Written request
Every entry that follows should be repeated exactly; drop the images.

# Start of Available records

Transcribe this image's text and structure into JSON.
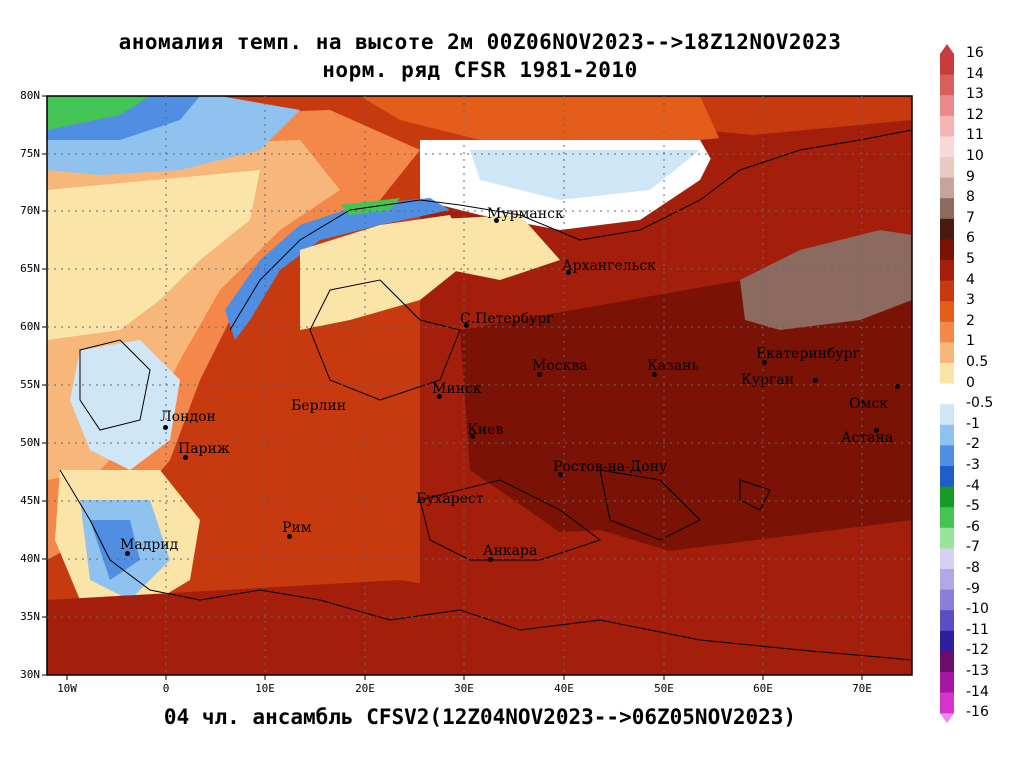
{
  "title_line1": "аномалия темп. на высоте 2м 00Z06NOV2023-->18Z12NOV2023",
  "title_line2": "норм. ряд CFSR 1981-2010",
  "footer": "04 чл. ансамбль CFSV2(12Z04NOV2023-->06Z05NOV2023)",
  "lat_labels": [
    "80N",
    "75N",
    "70N",
    "65N",
    "60N",
    "55N",
    "50N",
    "45N",
    "40N",
    "35N",
    "30N"
  ],
  "lon_labels": [
    "10W",
    "0",
    "10E",
    "20E",
    "30E",
    "40E",
    "50E",
    "60E",
    "70E"
  ],
  "cities": [
    {
      "name": "Мурманск"
    },
    {
      "name": "Архангельск"
    },
    {
      "name": "С.Петербург"
    },
    {
      "name": "Москва"
    },
    {
      "name": "Казань"
    },
    {
      "name": "Екатеринбург"
    },
    {
      "name": "Курган"
    },
    {
      "name": "Омск"
    },
    {
      "name": "Астана"
    },
    {
      "name": "Минск"
    },
    {
      "name": "Берлин"
    },
    {
      "name": "Лондон"
    },
    {
      "name": "Париж"
    },
    {
      "name": "Киев"
    },
    {
      "name": "Ростов-на-Дону"
    },
    {
      "name": "Бухарест"
    },
    {
      "name": "Рим"
    },
    {
      "name": "Мадрид"
    },
    {
      "name": "Анкара"
    }
  ],
  "colorbar": {
    "labels": [
      "16",
      "14",
      "13",
      "12",
      "11",
      "10",
      "9",
      "8",
      "7",
      "6",
      "5",
      "4",
      "3",
      "2",
      "1",
      "0.5",
      "0",
      "-0.5",
      "-1",
      "-2",
      "-3",
      "-4",
      "-5",
      "-6",
      "-7",
      "-8",
      "-9",
      "-10",
      "-11",
      "-12",
      "-13",
      "-14",
      "-16"
    ],
    "colors": [
      "#c83c3c",
      "#d95f5f",
      "#e88a8a",
      "#f3b5b5",
      "#f8d8d8",
      "#e9c9c3",
      "#c8a39c",
      "#8c6a60",
      "#4a1a10",
      "#7a1306",
      "#a31f0b",
      "#c7390f",
      "#e55d1a",
      "#f4884a",
      "#f7b67a",
      "#fbe4a8",
      "#ffffff",
      "#cfe6f7",
      "#8fc2ee",
      "#4f8ee0",
      "#1f5ec8",
      "#169b22",
      "#44c454",
      "#9be39c",
      "#d7d0f0",
      "#b2a8e6",
      "#8a7fd8",
      "#5a4ec2",
      "#2e1f9e",
      "#6c0d6c",
      "#a5169f",
      "#d433cd",
      "#f08ae8"
    ]
  }
}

# End of Available records

Output of the exercise
Transcribe this image's text and structure into JSON.
{
  "title_line1": "аномалия темп. на высоте 2м 00Z06NOV2023-->18Z12NOV2023",
  "title_line2": "норм. ряд CFSR 1981-2010",
  "footer": "04 чл. ансамбль CFSV2(12Z04NOV2023-->06Z05NOV2023)",
  "lat_labels": [
    "80N",
    "75N",
    "70N",
    "65N",
    "60N",
    "55N",
    "50N",
    "45N",
    "40N",
    "35N",
    "30N"
  ],
  "lon_labels": [
    "10W",
    "0",
    "10E",
    "20E",
    "30E",
    "40E",
    "50E",
    "60E",
    "70E"
  ],
  "cities": [
    {
      "name": "Мурманск"
    },
    {
      "name": "Архангельск"
    },
    {
      "name": "С.Петербург"
    },
    {
      "name": "Москва"
    },
    {
      "name": "Казань"
    },
    {
      "name": "Екатеринбург"
    },
    {
      "name": "Курган"
    },
    {
      "name": "Омск"
    },
    {
      "name": "Астана"
    },
    {
      "name": "Минск"
    },
    {
      "name": "Берлин"
    },
    {
      "name": "Лондон"
    },
    {
      "name": "Париж"
    },
    {
      "name": "Киев"
    },
    {
      "name": "Ростов-на-Дону"
    },
    {
      "name": "Бухарест"
    },
    {
      "name": "Рим"
    },
    {
      "name": "Мадрид"
    },
    {
      "name": "Анкара"
    }
  ],
  "colorbar": {
    "labels": [
      "16",
      "14",
      "13",
      "12",
      "11",
      "10",
      "9",
      "8",
      "7",
      "6",
      "5",
      "4",
      "3",
      "2",
      "1",
      "0.5",
      "0",
      "-0.5",
      "-1",
      "-2",
      "-3",
      "-4",
      "-5",
      "-6",
      "-7",
      "-8",
      "-9",
      "-10",
      "-11",
      "-12",
      "-13",
      "-14",
      "-16"
    ],
    "colors": [
      "#c83c3c",
      "#d95f5f",
      "#e88a8a",
      "#f3b5b5",
      "#f8d8d8",
      "#e9c9c3",
      "#c8a39c",
      "#8c6a60",
      "#4a1a10",
      "#7a1306",
      "#a31f0b",
      "#c7390f",
      "#e55d1a",
      "#f4884a",
      "#f7b67a",
      "#fbe4a8",
      "#ffffff",
      "#cfe6f7",
      "#8fc2ee",
      "#4f8ee0",
      "#1f5ec8",
      "#169b22",
      "#44c454",
      "#9be39c",
      "#d7d0f0",
      "#b2a8e6",
      "#8a7fd8",
      "#5a4ec2",
      "#2e1f9e",
      "#6c0d6c",
      "#a5169f",
      "#d433cd",
      "#f08ae8"
    ]
  }
}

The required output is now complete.